Exercise details: Copy all lines that contain the word "popular".

Stored records:
## Start

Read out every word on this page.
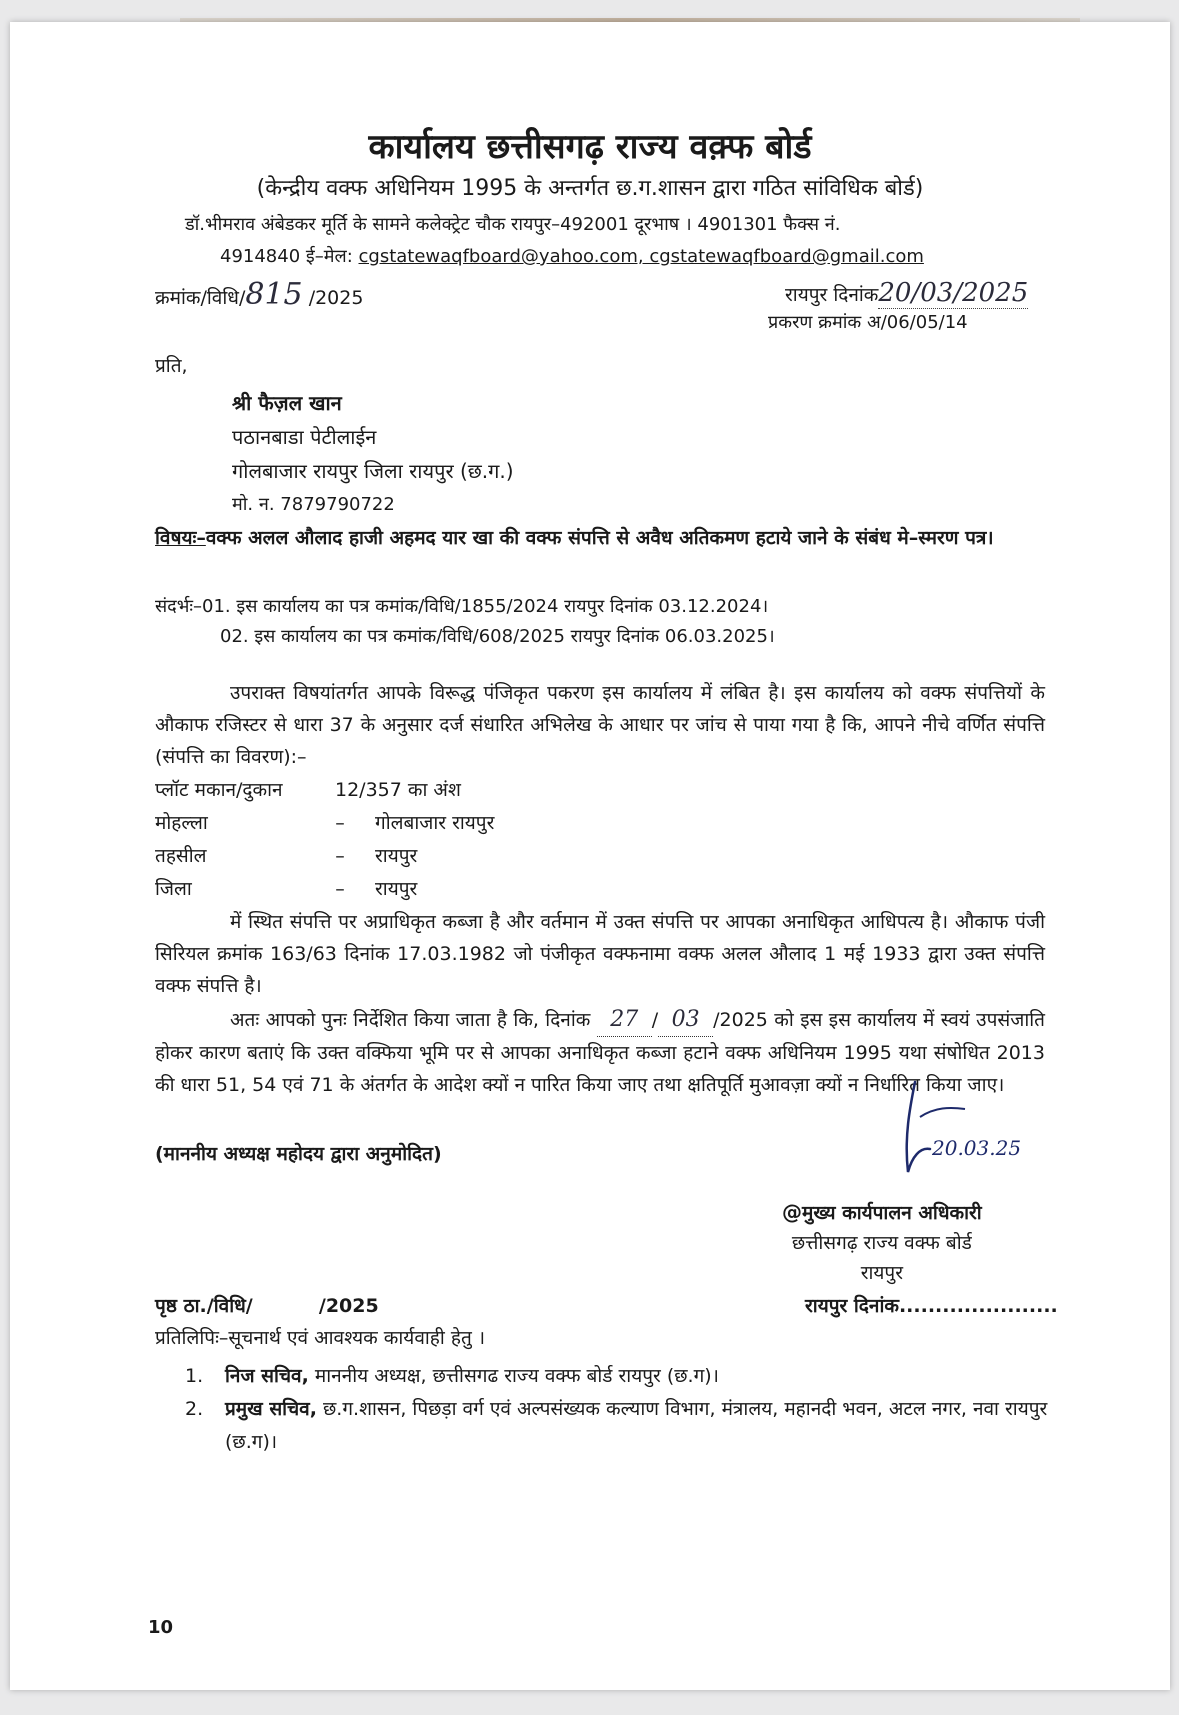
कार्यालय छत्तीसगढ़ राज्य वक़्फ बोर्ड
(केन्द्रीय वक्फ अधिनियम 1995 के अन्तर्गत छ.ग.शासन द्वारा गठित सांविधिक बोर्ड)
डॉ.भीमराव अंबेडकर मूर्ति के सामने कलेक्ट्रेट चौक रायपुर–492001 दूरभाष । 4901301 फैक्स नं.
4914840 ई–मेल: cgstatewaqfboard@yahoo.com, cgstatewaqfboard@gmail.com
क्रमांक/विधि/815 /2025	रायपुर दिनांक20/03/2025
प्रकरण क्रमांक अ/06/05/14
प्रति,
श्री फैज़ल खान
पठानबाडा पेटीलाईन
गोलबाजार रायपुर जिला रायपुर (छ.ग.)
मो. न. 7879790722
विषयः–वक्फ अलल औलाद हाजी अहमद यार खा की वक्फ संपत्ति से अवैध अतिकमण हटाये जाने के संबंध मे–स्मरण पत्र।
संदर्भः–01. इस कार्यालय का पत्र कमांक/विधि/1855/2024 रायपुर दिनांक 03.12.2024।
02. इस कार्यालय का पत्र कमांक/विधि/608/2025 रायपुर दिनांक 06.03.2025।
उपराक्त विषयांतर्गत आपके विरूद्ध पंजिकृत पकरण इस कार्यालय में लंबित है। इस कार्यालय को वक्फ संपत्तियों के औकाफ रजिस्टर से धारा 37 के अनुसार दर्ज संधारित अभिलेख के आधार पर जांच से पाया गया है कि, आपने नीचे वर्णित संपत्ति (संपत्ति का विवरण):–
प्लॉट मकान/दुकान	12/357 का अंश
मोहल्ला	–	गोलबाजार रायपुर
तहसील	–	रायपुर
जिला	–	रायपुर
में स्थित संपत्ति पर अप्राधिकृत कब्जा है और वर्तमान में उक्त संपत्ति पर आपका अनाधिकृत आधिपत्य है। औकाफ पंजी सिरियल क्रमांक 163/63 दिनांक 17.03.1982 जो पंजीकृत वक्फनामा वक्फ अलल औलाद 1 मई 1933 द्वारा उक्त संपत्ति वक्फ संपत्ति है।
अतः आपको पुनः निर्देशित किया जाता है कि, दिनांक 27 / 03 /2025 को इस इस कार्यालय में स्वयं उपसंजाति होकर कारण बताएं कि उक्त वक्फिया भूमि पर से आपका अनाधिकृत कब्जा हटाने वक्फ अधिनियम 1995 यथा संषोधित 2013 की धारा 51, 54 एवं 71 के अंतर्गत के आदेश क्यों न पारित किया जाए तथा क्षतिपूर्ति मुआवज़ा क्यों न निर्धारित किया जाए।
(माननीय अध्यक्ष महोदय द्वारा अनुमोदित)	20.03.25
@मुख्य कार्यपालन अधिकारी
छत्तीसगढ़ राज्य वक्फ बोर्ड
रायपुर
पृष्ठ ठा./विधि/          /2025	रायपुर दिनांक......................
प्रतिलिपिः–सूचनार्थ एवं आवश्यक कार्यवाही हेतु ।
1.	निज सचिव, माननीय अध्यक्ष, छत्तीसगढ राज्य वक्फ बोर्ड रायपुर (छ.ग)।
2.	प्रमुख सचिव, छ.ग.शासन, पिछड़ा वर्ग एवं अल्पसंख्यक कल्याण विभाग, मंत्रालय, महानदी भवन, अटल नगर, नवा रायपुर (छ.ग)।
10
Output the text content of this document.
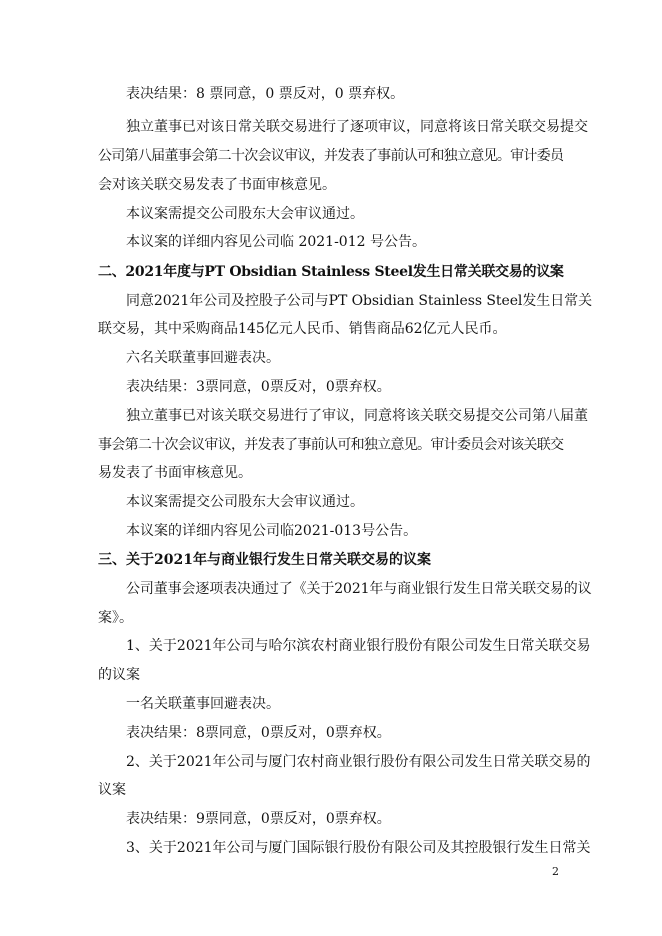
表决结果：8 票同意，0 票反对，0 票弃权。
独立董事已对该日常关联交易进行了逐项审议，同意将该日常关联交易提交
公司第八届董事会第二十次会议审议，并发表了事前认可和独立意见。审计委员
会对该关联交易发表了书面审核意见。
本议案需提交公司股东大会审议通过。
本议案的详细内容见公司临 2021-012 号公告。
二、2021年度与PT Obsidian Stainless Steel发生日常关联交易的议案
同意2021年公司及控股子公司与PT Obsidian Stainless Steel发生日常关
联交易，其中采购商品145亿元人民币、销售商品62亿元人民币。
六名关联董事回避表决。
表决结果：3票同意，0票反对，0票弃权。
独立董事已对该关联交易进行了审议，同意将该关联交易提交公司第八届董
事会第二十次会议审议，并发表了事前认可和独立意见。审计委员会对该关联交
易发表了书面审核意见。
本议案需提交公司股东大会审议通过。
本议案的详细内容见公司临2021-013号公告。
三、关于2021年与商业银行发生日常关联交易的议案
公司董事会逐项表决通过了《关于2021年与商业银行发生日常关联交易的议
案》。
1、关于2021年公司与哈尔滨农村商业银行股份有限公司发生日常关联交易
的议案
一名关联董事回避表决。
表决结果：8票同意，0票反对，0票弃权。
2、关于2021年公司与厦门农村商业银行股份有限公司发生日常关联交易的
议案
表决结果：9票同意，0票反对，0票弃权。
3、关于2021年公司与厦门国际银行股份有限公司及其控股银行发生日常关
2
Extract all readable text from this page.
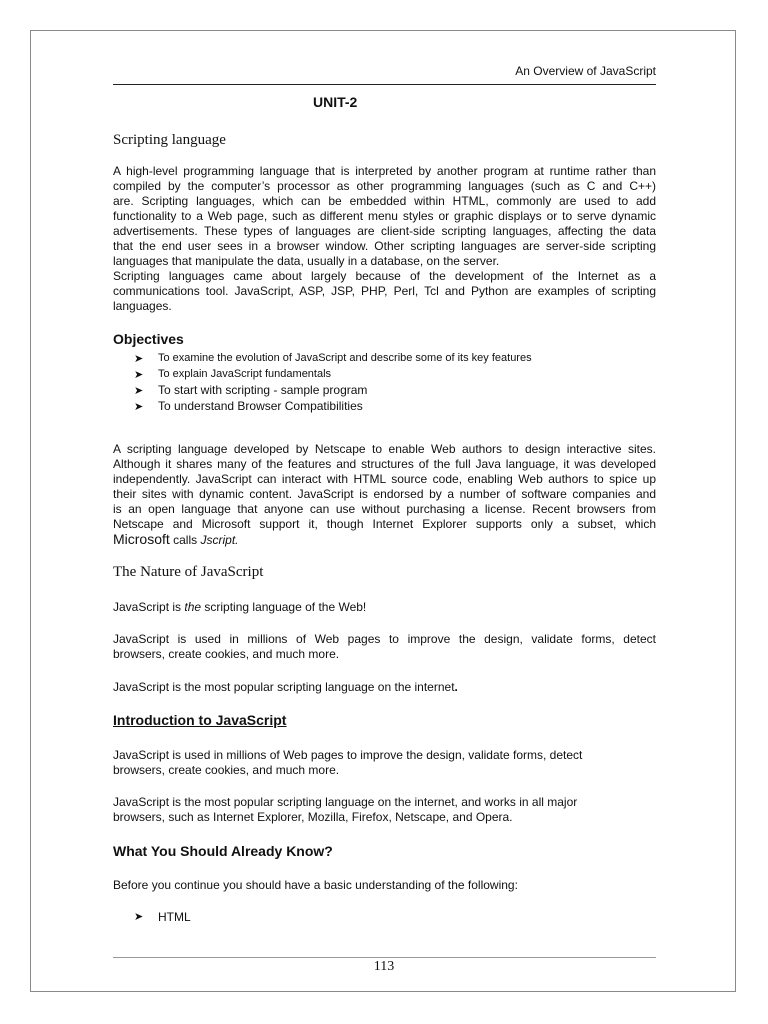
An Overview of JavaScript
UNIT-2
Scripting language
A high-level programming language that is interpreted by another program at runtime rather than
compiled by the computer’s processor as other programming languages (such as C and C++)
are. Scripting languages, which can be embedded within HTML, commonly are used to add
functionality to a Web page, such as different menu styles or graphic displays or to serve dynamic
advertisements. These types of languages are client-side scripting languages, affecting the data
that the end user sees in a browser window. Other scripting languages are server-side scripting
languages that manipulate the data, usually in a database, on the server.
Scripting languages came about largely because of the development of the Internet as a
communications tool. JavaScript, ASP, JSP, PHP, Perl, Tcl and Python are examples of scripting
languages.
Objectives
➤	To examine the evolution of JavaScript and describe some of its key features
➤	To explain JavaScript fundamentals
➤	To start with scripting - sample program
➤	To understand Browser Compatibilities
A scripting language developed by Netscape to enable Web authors to design interactive sites.
Although it shares many of the features and structures of the full Java language, it was developed
independently. JavaScript can interact with HTML source code, enabling Web authors to spice up
their sites with dynamic content. JavaScript is endorsed by a number of software companies and
is an open language that anyone can use without purchasing a license. Recent browsers from
Netscape and Microsoft support it, though Internet Explorer supports only a subset, which
Microsoft calls Jscript.
The Nature of JavaScript
JavaScript is the scripting language of the Web!
JavaScript is used in millions of Web pages to improve the design, validate forms, detect
browsers, create cookies, and much more.
JavaScript is the most popular scripting language on the internet.
Introduction to JavaScript
JavaScript is used in millions of Web pages to improve the design, validate forms, detect
browsers, create cookies, and much more.
JavaScript is the most popular scripting language on the internet, and works in all major
browsers, such as Internet Explorer, Mozilla, Firefox, Netscape, and Opera.
What You Should Already Know?
Before you continue you should have a basic understanding of the following:
➤	HTML
113
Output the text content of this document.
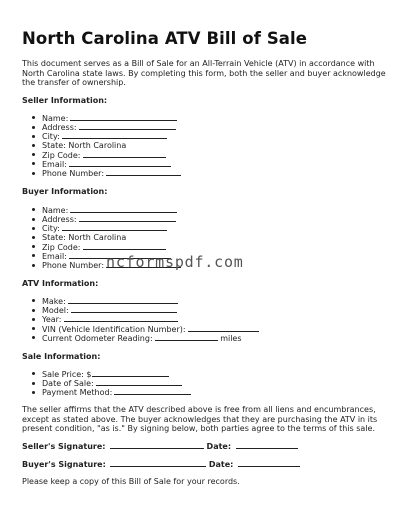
North Carolina ATV Bill of Sale
This document serves as a Bill of Sale for an All-Terrain Vehicle (ATV) in accordance with North Carolina state laws. By completing this form, both the seller and buyer acknowledge the transfer of ownership.
Seller Information:
Name:
Address:
City:
State: North Carolina
Zip Code:
Email:
Phone Number:
Buyer Information:
Name:
Address:
City:
State: North Carolina
Zip Code:
Email:
Phone Number:
ATV Information:
Make:
Model:
Year:
VIN (Vehicle Identification Number):
Current Odometer Reading:	miles
Sale Information:
Sale Price: $
Date of Sale:
Payment Method:
The seller affirms that the ATV described above is free from all liens and encumbrances, except as stated above. The buyer acknowledges that they are purchasing the ATV in its present condition, "as is." By signing below, both parties agree to the terms of this sale.
Seller's Signature:	Date:
Buyer's Signature:	Date:
Please keep a copy of this Bill of Sale for your records.
ncformspdf.com
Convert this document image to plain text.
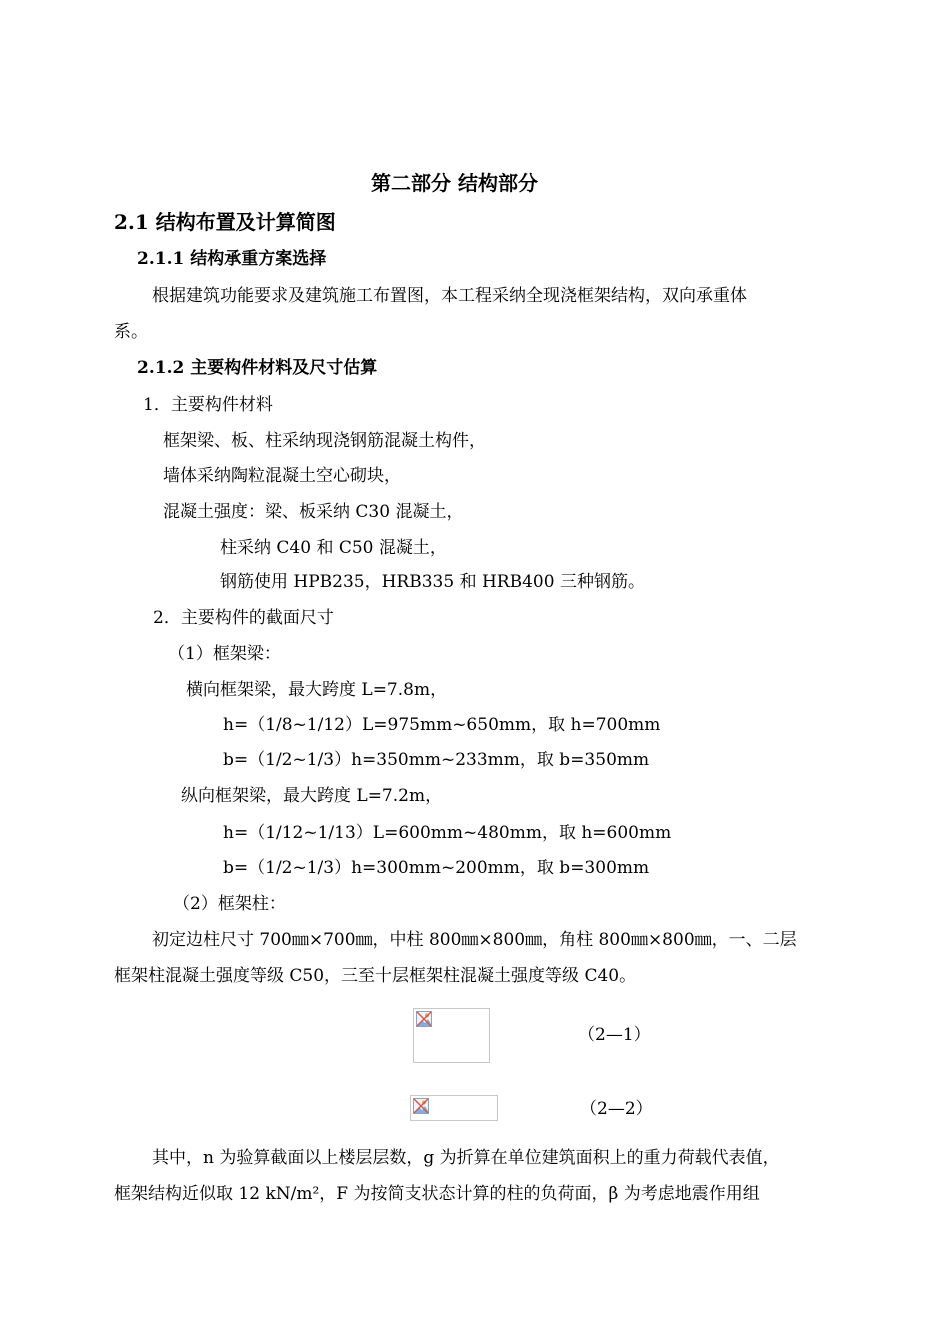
第二部分 结构部分
2.1 结构布置及计算简图
2.1.1 结构承重方案选择
根据建筑功能要求及建筑施工布置图，本工程采纳全现浇框架结构，双向承重体
系。
2.1.2 主要构件材料及尺寸估算
1．主要构件材料
框架梁、板、柱采纳现浇钢筋混凝土构件，
墙体采纳陶粒混凝土空心砌块，
混凝土强度：梁、板采纳 C30 混凝土，
柱采纳 C40 和 C50 混凝土，
钢筋使用 HPB235，HRB335 和 HRB400 三种钢筋。
2．主要构件的截面尺寸
（1）框架梁：
横向框架梁，最大跨度 L=7.8m，
h=（1/8~1/12）L=975mm~650mm，取 h=700mm
b=（1/2~1/3）h=350mm~233mm，取 b=350mm
纵向框架梁，最大跨度 L=7.2m，
h=（1/12~1/13）L=600mm~480mm，取 h=600mm
b=（1/2~1/3）h=300mm~200mm，取 b=300mm
（2）框架柱：
初定边柱尺寸 700㎜×700㎜，中柱 800㎜×800㎜，角柱 800㎜×800㎜，一、二层
框架柱混凝土强度等级 C50，三至十层框架柱混凝土强度等级 C40。
（2—1）
（2—2）
其中，n 为验算截面以上楼层层数，g 为折算在单位建筑面积上的重力荷载代表值，
框架结构近似取 12 kN/m²，F 为按简支状态计算的柱的负荷面，β 为考虑地震作用组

## End

Solved exercise:
JavaScript is the most popular scripting language on the internet.
JavaScript is the most popular scripting language on the internet, and works in all major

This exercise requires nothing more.